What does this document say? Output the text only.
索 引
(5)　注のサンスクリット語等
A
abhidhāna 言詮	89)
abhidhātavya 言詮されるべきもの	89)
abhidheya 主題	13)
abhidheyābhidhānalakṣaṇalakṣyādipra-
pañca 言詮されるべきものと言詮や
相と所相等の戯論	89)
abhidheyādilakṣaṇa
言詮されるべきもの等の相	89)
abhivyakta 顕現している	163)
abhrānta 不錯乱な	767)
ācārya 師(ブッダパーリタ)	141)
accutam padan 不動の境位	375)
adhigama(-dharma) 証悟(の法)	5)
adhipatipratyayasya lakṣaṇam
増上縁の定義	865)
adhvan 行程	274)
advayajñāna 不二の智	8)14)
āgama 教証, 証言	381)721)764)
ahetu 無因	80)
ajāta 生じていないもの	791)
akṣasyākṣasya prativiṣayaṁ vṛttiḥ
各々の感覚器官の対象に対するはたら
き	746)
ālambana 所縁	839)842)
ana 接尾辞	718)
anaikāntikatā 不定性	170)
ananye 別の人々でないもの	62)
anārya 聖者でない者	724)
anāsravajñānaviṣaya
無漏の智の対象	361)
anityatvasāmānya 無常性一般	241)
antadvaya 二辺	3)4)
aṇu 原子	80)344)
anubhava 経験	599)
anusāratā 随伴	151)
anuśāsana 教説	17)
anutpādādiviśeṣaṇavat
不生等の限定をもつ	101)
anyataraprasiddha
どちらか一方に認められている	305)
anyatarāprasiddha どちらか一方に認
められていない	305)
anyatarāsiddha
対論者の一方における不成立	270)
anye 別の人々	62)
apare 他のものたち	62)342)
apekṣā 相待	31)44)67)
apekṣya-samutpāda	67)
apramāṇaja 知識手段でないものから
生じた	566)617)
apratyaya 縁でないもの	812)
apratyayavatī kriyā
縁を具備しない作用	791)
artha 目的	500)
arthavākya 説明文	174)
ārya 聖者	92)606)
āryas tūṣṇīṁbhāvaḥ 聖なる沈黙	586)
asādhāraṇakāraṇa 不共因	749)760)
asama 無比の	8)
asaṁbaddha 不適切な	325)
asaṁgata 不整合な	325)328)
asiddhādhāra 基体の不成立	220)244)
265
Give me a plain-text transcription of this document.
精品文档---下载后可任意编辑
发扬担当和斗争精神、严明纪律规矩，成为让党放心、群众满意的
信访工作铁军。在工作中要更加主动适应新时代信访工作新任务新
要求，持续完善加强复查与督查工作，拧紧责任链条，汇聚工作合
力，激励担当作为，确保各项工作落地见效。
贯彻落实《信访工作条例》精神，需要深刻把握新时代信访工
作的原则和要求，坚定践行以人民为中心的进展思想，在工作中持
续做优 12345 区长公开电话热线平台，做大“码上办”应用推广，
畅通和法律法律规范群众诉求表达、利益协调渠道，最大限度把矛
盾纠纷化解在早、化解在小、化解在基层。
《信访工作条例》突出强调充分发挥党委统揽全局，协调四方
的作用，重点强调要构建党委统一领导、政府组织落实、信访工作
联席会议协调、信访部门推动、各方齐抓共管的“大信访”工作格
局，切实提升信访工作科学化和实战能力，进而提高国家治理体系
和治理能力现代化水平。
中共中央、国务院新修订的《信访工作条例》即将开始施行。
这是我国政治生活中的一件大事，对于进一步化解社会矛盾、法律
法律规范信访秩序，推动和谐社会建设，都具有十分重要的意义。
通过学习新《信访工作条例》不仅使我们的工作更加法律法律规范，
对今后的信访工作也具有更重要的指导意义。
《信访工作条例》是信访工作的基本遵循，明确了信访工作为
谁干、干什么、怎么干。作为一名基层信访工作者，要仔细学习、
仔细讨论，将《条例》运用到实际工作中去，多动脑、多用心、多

+--

== Problem details ==
Take every line from the data that contains the word "document".

== Reply to the exercise ==
What does this document say? Output the text only.
Give me a plain-text transcription of this document.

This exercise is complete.